===== Provided data

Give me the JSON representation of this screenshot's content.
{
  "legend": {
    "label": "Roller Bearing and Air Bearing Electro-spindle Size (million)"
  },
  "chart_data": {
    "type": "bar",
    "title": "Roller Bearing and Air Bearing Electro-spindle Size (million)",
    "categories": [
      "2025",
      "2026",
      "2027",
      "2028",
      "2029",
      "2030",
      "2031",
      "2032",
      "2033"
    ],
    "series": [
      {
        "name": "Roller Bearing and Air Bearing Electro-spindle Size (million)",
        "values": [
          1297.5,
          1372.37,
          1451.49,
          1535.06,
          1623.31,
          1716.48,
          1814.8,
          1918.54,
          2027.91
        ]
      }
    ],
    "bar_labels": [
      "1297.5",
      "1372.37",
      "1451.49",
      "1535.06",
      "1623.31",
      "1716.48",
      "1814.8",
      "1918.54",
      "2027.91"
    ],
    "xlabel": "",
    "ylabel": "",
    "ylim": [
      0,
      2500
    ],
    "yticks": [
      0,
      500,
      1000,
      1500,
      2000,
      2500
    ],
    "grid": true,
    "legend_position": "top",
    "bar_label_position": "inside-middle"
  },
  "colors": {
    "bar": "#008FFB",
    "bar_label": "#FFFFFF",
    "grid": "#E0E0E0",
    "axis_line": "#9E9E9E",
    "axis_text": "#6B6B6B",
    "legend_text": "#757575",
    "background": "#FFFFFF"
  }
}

==========

* [Given task] Would you copy out each line exactly as written?

* [Exercise solution]
Give me the JSON representation of this screenshot's content.
{
  "legend": {
    "label": "Roller Bearing and Air Bearing Electro-spindle Size (million)"
  },
  "chart_data": {
    "type": "bar",
    "title": "Roller Bearing and Air Bearing Electro-spindle Size (million)",
    "categories": [
      "2025",
      "2026",
      "2027",
      "2028",
      "2029",
      "2030",
      "2031",
      "2032",
      "2033"
    ],
    "series": [
      {
        "name": "Roller Bearing and Air Bearing Electro-spindle Size (million)",
        "values": [
          1297.5,
          1372.37,
          1451.49,
          1535.06,
          1623.31,
          1716.48,
          1814.8,
          1918.54,
          2027.91
        ]
      }
    ],
    "bar_labels": [
      "1297.5",
      "1372.37",
      "1451.49",
      "1535.06",
      "1623.31",
      "1716.48",
      "1814.8",
      "1918.54",
      "2027.91"
    ],
    "xlabel": "",
    "ylabel": "",
    "ylim": [
      0,
      2500
    ],
    "yticks": [
      0,
      500,
      1000,
      1500,
      2000,
      2500
    ],
    "grid": true,
    "legend_position": "top",
    "bar_label_position": "inside-middle"
  },
  "colors": {
    "bar": "#008FFB",
    "bar_label": "#FFFFFF",
    "grid": "#E0E0E0",
    "axis_line": "#9E9E9E",
    "axis_text": "#6B6B6B",
    "legend_text": "#757575",
    "background": "#FFFFFF"
  }
}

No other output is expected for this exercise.